_WHAT YOU SHOULD DO_
Identify all lines below that hold "underlying" and collect them.

_MATERIAL SUPPLIED_
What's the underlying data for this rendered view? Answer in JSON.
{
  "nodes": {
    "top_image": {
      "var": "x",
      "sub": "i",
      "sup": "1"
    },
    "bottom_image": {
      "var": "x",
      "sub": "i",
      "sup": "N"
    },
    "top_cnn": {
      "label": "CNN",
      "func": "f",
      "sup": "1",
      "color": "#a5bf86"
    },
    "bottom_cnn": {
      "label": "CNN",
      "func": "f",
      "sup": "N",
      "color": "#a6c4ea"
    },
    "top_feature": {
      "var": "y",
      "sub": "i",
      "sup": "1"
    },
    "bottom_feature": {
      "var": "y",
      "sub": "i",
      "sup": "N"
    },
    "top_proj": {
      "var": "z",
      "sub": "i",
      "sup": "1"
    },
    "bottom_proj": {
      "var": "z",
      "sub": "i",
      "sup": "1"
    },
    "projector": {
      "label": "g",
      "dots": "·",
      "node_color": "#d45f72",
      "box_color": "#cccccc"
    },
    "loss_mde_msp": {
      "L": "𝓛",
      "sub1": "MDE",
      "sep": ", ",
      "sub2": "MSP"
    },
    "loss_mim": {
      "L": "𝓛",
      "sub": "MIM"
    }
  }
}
--
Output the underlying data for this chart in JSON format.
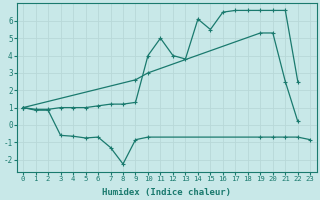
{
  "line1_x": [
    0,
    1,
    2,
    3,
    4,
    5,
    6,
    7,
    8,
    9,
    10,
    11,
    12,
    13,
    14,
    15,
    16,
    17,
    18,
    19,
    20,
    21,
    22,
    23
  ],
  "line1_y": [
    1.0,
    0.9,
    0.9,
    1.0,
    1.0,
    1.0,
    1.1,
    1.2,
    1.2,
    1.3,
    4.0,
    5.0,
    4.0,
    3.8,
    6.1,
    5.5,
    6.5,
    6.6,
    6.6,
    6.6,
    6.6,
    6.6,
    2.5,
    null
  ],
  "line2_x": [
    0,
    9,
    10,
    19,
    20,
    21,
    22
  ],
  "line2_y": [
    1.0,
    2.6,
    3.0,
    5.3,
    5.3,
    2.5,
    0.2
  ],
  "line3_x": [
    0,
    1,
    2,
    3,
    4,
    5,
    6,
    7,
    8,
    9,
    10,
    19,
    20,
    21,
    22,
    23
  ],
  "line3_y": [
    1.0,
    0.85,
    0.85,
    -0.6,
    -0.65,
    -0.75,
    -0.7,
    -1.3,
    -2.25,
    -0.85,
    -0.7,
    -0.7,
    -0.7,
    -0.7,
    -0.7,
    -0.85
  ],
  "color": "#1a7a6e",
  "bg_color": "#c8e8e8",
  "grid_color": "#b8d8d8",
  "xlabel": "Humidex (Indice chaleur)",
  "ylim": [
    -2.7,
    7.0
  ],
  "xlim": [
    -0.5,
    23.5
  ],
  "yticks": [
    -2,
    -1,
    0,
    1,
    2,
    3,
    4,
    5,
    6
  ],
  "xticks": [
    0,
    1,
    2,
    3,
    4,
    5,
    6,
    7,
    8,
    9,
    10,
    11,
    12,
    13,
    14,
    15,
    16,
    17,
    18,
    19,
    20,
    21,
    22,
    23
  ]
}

_FINISHED TASK_
What's the underlying data for this rendered view? Answer in JSON.
Output the underlying data for this chart in JSON format.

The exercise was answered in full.